Find and return each line containing "مبحث".

^^^^^^^^^^^^^^^^

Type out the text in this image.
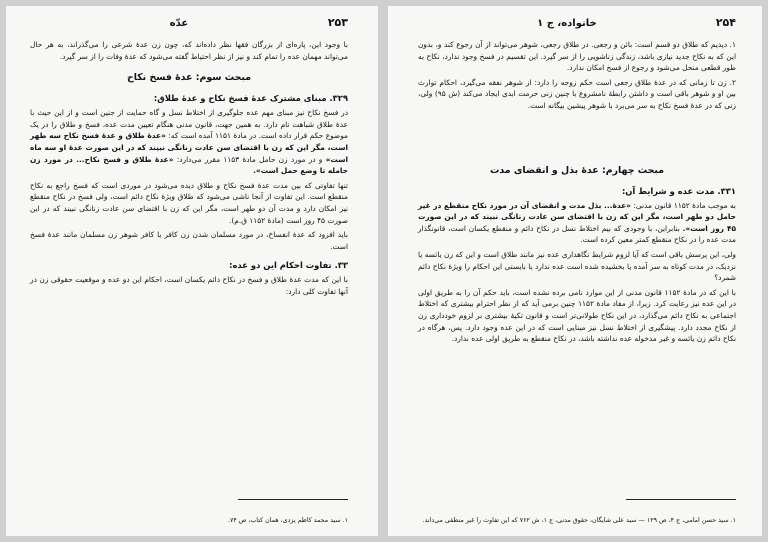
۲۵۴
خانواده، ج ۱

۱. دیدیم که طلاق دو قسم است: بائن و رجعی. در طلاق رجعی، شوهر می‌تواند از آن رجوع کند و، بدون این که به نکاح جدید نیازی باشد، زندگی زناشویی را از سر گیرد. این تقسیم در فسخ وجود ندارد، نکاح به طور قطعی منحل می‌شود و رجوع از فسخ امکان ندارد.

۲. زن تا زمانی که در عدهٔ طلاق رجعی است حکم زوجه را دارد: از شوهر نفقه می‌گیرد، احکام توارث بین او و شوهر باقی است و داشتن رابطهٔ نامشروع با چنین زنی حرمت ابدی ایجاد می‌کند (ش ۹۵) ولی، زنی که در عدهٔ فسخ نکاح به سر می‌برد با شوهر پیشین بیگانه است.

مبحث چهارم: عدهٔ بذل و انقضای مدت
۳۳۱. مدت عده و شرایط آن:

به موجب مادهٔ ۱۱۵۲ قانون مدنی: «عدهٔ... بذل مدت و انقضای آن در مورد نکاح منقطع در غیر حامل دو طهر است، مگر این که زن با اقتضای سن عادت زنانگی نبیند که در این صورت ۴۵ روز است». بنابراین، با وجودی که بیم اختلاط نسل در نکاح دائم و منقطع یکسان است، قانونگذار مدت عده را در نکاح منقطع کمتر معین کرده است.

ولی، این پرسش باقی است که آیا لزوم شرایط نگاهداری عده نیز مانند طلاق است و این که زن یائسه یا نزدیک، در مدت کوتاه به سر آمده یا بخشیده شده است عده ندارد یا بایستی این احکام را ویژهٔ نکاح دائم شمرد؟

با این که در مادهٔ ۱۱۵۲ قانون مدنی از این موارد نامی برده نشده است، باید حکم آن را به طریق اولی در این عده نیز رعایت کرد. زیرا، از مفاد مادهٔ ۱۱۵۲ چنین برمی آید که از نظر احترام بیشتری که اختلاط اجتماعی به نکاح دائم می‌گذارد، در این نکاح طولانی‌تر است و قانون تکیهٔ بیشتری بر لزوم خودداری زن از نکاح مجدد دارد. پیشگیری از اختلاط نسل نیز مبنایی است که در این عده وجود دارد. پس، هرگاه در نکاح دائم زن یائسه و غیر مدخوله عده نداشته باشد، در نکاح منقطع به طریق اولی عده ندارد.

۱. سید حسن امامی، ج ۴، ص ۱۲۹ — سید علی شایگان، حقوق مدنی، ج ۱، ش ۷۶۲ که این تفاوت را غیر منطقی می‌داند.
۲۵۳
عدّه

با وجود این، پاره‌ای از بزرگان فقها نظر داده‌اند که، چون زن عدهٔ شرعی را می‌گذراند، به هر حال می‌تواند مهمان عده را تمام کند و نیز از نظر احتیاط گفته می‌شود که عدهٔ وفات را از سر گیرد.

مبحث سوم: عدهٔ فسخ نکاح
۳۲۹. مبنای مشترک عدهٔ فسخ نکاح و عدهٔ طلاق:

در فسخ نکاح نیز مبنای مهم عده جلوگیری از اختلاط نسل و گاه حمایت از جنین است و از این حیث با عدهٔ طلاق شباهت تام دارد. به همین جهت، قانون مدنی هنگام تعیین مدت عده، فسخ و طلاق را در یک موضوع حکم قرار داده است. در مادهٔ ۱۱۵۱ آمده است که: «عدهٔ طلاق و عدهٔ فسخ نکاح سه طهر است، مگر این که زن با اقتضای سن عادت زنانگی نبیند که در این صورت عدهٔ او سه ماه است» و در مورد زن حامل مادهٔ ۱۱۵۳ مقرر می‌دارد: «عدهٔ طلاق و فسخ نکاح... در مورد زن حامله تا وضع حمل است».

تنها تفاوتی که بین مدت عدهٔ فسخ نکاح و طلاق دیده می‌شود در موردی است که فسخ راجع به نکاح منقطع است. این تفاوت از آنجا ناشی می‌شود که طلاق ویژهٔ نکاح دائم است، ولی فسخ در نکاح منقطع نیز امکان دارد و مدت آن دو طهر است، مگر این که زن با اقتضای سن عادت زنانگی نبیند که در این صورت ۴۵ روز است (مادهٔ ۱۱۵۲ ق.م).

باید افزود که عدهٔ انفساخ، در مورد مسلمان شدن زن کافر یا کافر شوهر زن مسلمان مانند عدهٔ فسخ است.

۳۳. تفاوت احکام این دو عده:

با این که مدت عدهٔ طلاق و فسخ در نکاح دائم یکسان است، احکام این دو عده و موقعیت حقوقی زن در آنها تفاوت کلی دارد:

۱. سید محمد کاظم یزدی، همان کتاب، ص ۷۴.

^^^^^^^^^^^^^^^^

RESULT FOR THIS TASK>
مبحث چهارم: عدهٔ بذل و انقضای مدت
مبحث سوم: عدهٔ فسخ نکاح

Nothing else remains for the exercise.